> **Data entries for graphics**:
--- --- ---

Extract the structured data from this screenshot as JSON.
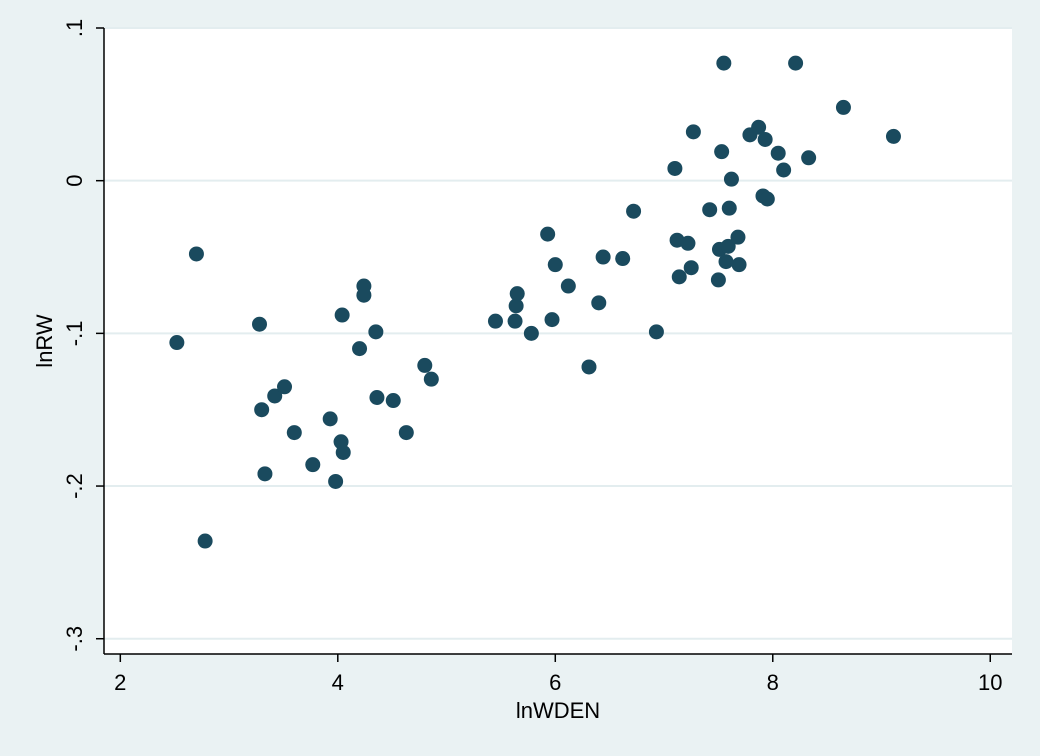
{
  "colors": {
    "page_background": "#eaf2f3",
    "plot_background": "#ffffff",
    "gridline": "#e3edef",
    "marker": "#1a4a5e",
    "axis": "#000000"
  },
  "chart_data": {
    "type": "scatter",
    "title": "",
    "xlabel": "lnWDEN",
    "ylabel": "lnRW",
    "xlim": [
      1.85,
      10.2
    ],
    "ylim": [
      -0.31,
      0.1
    ],
    "x_ticks": [
      2,
      4,
      6,
      8,
      10
    ],
    "x_tick_labels": [
      "2",
      "4",
      "6",
      "8",
      "10"
    ],
    "y_ticks": [
      -0.3,
      -0.2,
      -0.1,
      0,
      0.1
    ],
    "y_tick_labels": [
      "-.3",
      "-.2",
      "-.1",
      "0",
      ".1"
    ],
    "grid": "horizontal",
    "legend": "none",
    "marker": "filled-circle",
    "series": [
      {
        "points": [
          [
            2.52,
            -0.106
          ],
          [
            2.7,
            -0.048
          ],
          [
            2.78,
            -0.236
          ],
          [
            3.28,
            -0.094
          ],
          [
            3.3,
            -0.15
          ],
          [
            3.33,
            -0.192
          ],
          [
            3.42,
            -0.141
          ],
          [
            3.51,
            -0.135
          ],
          [
            3.6,
            -0.165
          ],
          [
            3.77,
            -0.186
          ],
          [
            3.93,
            -0.156
          ],
          [
            3.98,
            -0.197
          ],
          [
            4.03,
            -0.171
          ],
          [
            4.04,
            -0.088
          ],
          [
            4.05,
            -0.178
          ],
          [
            4.2,
            -0.11
          ],
          [
            4.24,
            -0.075
          ],
          [
            4.24,
            -0.069
          ],
          [
            4.35,
            -0.099
          ],
          [
            4.36,
            -0.142
          ],
          [
            4.51,
            -0.144
          ],
          [
            4.63,
            -0.165
          ],
          [
            4.8,
            -0.121
          ],
          [
            4.86,
            -0.13
          ],
          [
            5.45,
            -0.092
          ],
          [
            5.63,
            -0.092
          ],
          [
            5.64,
            -0.082
          ],
          [
            5.65,
            -0.074
          ],
          [
            5.78,
            -0.1
          ],
          [
            5.93,
            -0.035
          ],
          [
            5.97,
            -0.091
          ],
          [
            6.0,
            -0.055
          ],
          [
            6.12,
            -0.069
          ],
          [
            6.31,
            -0.122
          ],
          [
            6.4,
            -0.08
          ],
          [
            6.44,
            -0.05
          ],
          [
            6.62,
            -0.051
          ],
          [
            6.72,
            -0.02
          ],
          [
            6.93,
            -0.099
          ],
          [
            7.1,
            0.008
          ],
          [
            7.12,
            -0.039
          ],
          [
            7.14,
            -0.063
          ],
          [
            7.22,
            -0.041
          ],
          [
            7.25,
            -0.057
          ],
          [
            7.27,
            0.032
          ],
          [
            7.42,
            -0.019
          ],
          [
            7.5,
            -0.065
          ],
          [
            7.51,
            -0.045
          ],
          [
            7.53,
            0.019
          ],
          [
            7.55,
            0.077
          ],
          [
            7.57,
            -0.053
          ],
          [
            7.59,
            -0.043
          ],
          [
            7.6,
            -0.018
          ],
          [
            7.62,
            0.001
          ],
          [
            7.68,
            -0.037
          ],
          [
            7.69,
            -0.055
          ],
          [
            7.79,
            0.03
          ],
          [
            7.87,
            0.035
          ],
          [
            7.91,
            -0.01
          ],
          [
            7.93,
            0.027
          ],
          [
            7.95,
            -0.012
          ],
          [
            8.05,
            0.018
          ],
          [
            8.1,
            0.007
          ],
          [
            8.21,
            0.077
          ],
          [
            8.33,
            0.015
          ],
          [
            8.65,
            0.048
          ],
          [
            9.11,
            0.029
          ]
        ]
      }
    ]
  }
}
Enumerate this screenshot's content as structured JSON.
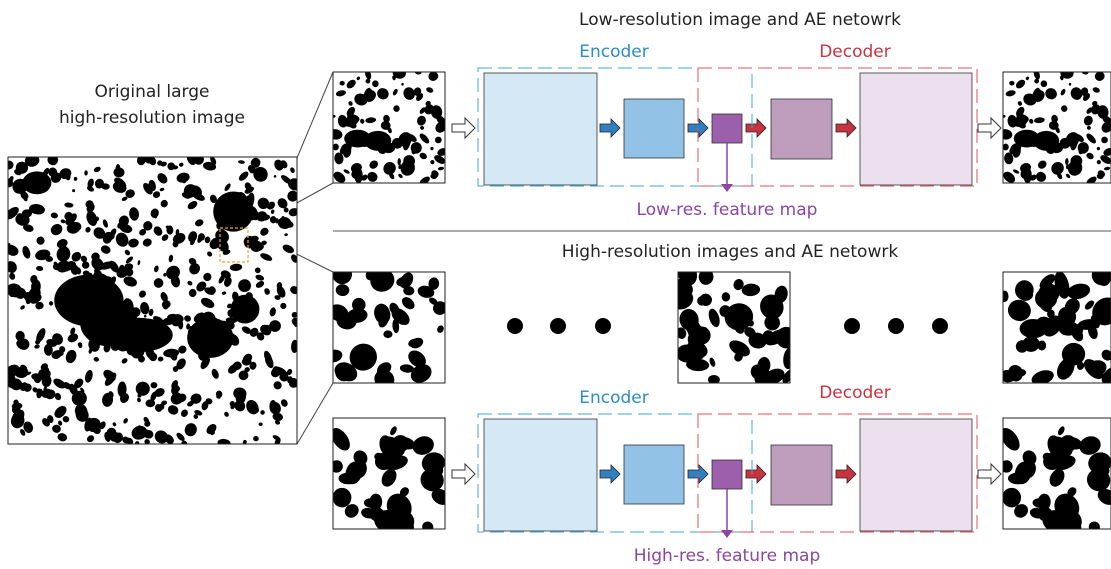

--- --- ---

> **To do**: Using the records above, say how many lines include the string "this". Only the number is wanted.

> **The solution**: 2